THE PROBLEM:
Render every line of the data below as a JSON list of strings, one string per line, with blank lines omitted. Leave the pictures out of your answer.

ITEMS:
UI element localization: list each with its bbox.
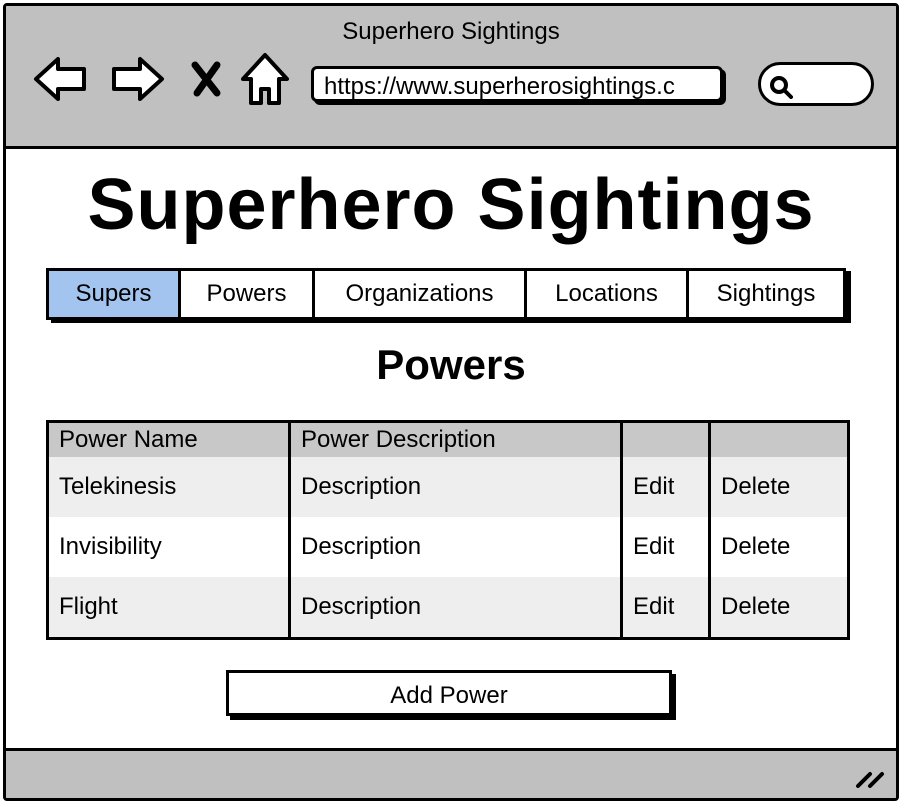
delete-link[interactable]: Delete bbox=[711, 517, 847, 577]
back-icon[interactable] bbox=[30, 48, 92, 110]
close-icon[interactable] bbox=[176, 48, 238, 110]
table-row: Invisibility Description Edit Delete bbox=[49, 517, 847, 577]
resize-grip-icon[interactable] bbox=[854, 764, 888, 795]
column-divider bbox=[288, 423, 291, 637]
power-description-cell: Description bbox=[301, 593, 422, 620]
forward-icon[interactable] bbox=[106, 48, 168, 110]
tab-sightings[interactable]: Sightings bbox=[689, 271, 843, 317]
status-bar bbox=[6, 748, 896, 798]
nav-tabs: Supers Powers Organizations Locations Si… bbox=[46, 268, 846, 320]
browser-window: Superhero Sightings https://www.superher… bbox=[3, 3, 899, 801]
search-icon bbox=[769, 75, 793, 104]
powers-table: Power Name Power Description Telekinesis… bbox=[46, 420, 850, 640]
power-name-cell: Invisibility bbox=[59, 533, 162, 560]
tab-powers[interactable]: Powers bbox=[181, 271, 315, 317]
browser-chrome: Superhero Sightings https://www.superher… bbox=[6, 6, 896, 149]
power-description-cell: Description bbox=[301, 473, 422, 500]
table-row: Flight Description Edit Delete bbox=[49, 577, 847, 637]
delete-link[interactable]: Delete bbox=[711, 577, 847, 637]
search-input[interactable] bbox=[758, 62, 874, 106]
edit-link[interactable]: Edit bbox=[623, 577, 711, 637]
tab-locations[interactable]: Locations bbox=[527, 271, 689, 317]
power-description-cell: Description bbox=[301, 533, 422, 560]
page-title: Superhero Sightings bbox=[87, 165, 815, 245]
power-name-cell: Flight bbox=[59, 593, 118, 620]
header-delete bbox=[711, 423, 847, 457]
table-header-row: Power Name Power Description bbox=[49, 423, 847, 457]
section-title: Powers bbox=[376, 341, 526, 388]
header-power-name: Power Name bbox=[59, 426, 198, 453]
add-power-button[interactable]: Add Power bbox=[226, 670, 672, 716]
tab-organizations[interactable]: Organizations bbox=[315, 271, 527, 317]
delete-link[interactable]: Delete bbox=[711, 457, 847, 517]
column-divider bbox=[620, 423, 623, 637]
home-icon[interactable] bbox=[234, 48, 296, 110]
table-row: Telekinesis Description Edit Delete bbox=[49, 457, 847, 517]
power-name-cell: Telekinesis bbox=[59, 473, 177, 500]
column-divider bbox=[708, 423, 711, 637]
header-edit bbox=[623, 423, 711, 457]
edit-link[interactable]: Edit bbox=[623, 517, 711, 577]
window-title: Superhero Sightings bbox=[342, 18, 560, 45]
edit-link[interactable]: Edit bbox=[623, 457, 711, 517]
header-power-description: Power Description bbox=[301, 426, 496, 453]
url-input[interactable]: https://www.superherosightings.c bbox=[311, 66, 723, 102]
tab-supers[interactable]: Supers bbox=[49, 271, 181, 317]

SOLUTION TO THIS TASK:
[
  "UI element localization: list each with its bbox.",
  "delete-link[interactable]: Delete bbox=[711, 517, 847, 577]",
  "back-icon[interactable] bbox=[30, 48, 92, 110]",
  "close-icon[interactable] bbox=[176, 48, 238, 110]",
  "table-row: Invisibility Description Edit Delete bbox=[49, 517, 847, 577]",
  "resize-grip-icon[interactable] bbox=[854, 764, 888, 795]",
  "column-divider bbox=[288, 423, 291, 637]",
  "power-description-cell: Description bbox=[301, 593, 422, 620]",
  "forward-icon[interactable] bbox=[106, 48, 168, 110]",
  "tab-sightings[interactable]: Sightings bbox=[689, 271, 843, 317]",
  "status-bar bbox=[6, 748, 896, 798]",
  "nav-tabs: Supers Powers Organizations Locations Si… bbox=[46, 268, 846, 320]",
  "browser-window: Superhero Sightings https://www.superher… bbox=[3, 3, 899, 801]",
  "search-icon bbox=[769, 75, 793, 104]",
  "powers-table: Power Name Power Description Telekinesis… bbox=[46, 420, 850, 640]",
  "power-name-cell: Invisibility bbox=[59, 533, 162, 560]",
  "tab-powers[interactable]: Powers bbox=[181, 271, 315, 317]",
  "browser-chrome: Superhero Sightings https://www.superher… bbox=[6, 6, 896, 149]",
  "power-description-cell: Description bbox=[301, 473, 422, 500]",
  "table-row: Flight Description Edit Delete bbox=[49, 577, 847, 637]",
  "delete-link[interactable]: Delete bbox=[711, 577, 847, 637]",
  "search-input[interactable] bbox=[758, 62, 874, 106]",
  "edit-link[interactable]: Edit bbox=[623, 577, 711, 637]",
  "tab-locations[interactable]: Locations bbox=[527, 271, 689, 317]",
  "power-description-cell: Description bbox=[301, 533, 422, 560]",
  "page-title: Superhero Sightings bbox=[87, 165, 815, 245]",
  "power-name-cell: Flight bbox=[59, 593, 118, 620]",
  "header-delete bbox=[711, 423, 847, 457]",
  "table-header-row: Power Name Power Description bbox=[49, 423, 847, 457]",
  "section-title: Powers bbox=[376, 341, 526, 388]",
  "header-power-name: Power Name bbox=[59, 426, 198, 453]",
  "add-power-button[interactable]: Add Power bbox=[226, 670, 672, 716]",
  "tab-organizations[interactable]: Organizations bbox=[315, 271, 527, 317]",
  "delete-link[interactable]: Delete bbox=[711, 457, 847, 517]",
  "column-divider bbox=[620, 423, 623, 637]",
  "home-icon[interactable] bbox=[234, 48, 296, 110]",
  "table-row: Telekinesis Description Edit Delete bbox=[49, 457, 847, 517]",
  "power-name-cell: Telekinesis bbox=[59, 473, 177, 500]",
  "column-divider bbox=[708, 423, 711, 637]",
  "header-edit bbox=[623, 423, 711, 457]",
  "edit-link[interactable]: Edit bbox=[623, 517, 711, 577]",
  "window-title: Superhero Sightings bbox=[342, 18, 560, 45]",
  "edit-link[interactable]: Edit bbox=[623, 457, 711, 517]",
  "header-power-description: Power Description bbox=[301, 426, 496, 453]",
  "url-input[interactable]: https://www.superherosightings.c bbox=[311, 66, 723, 102]",
  "tab-supers[interactable]: Supers bbox=[49, 271, 181, 317]"
]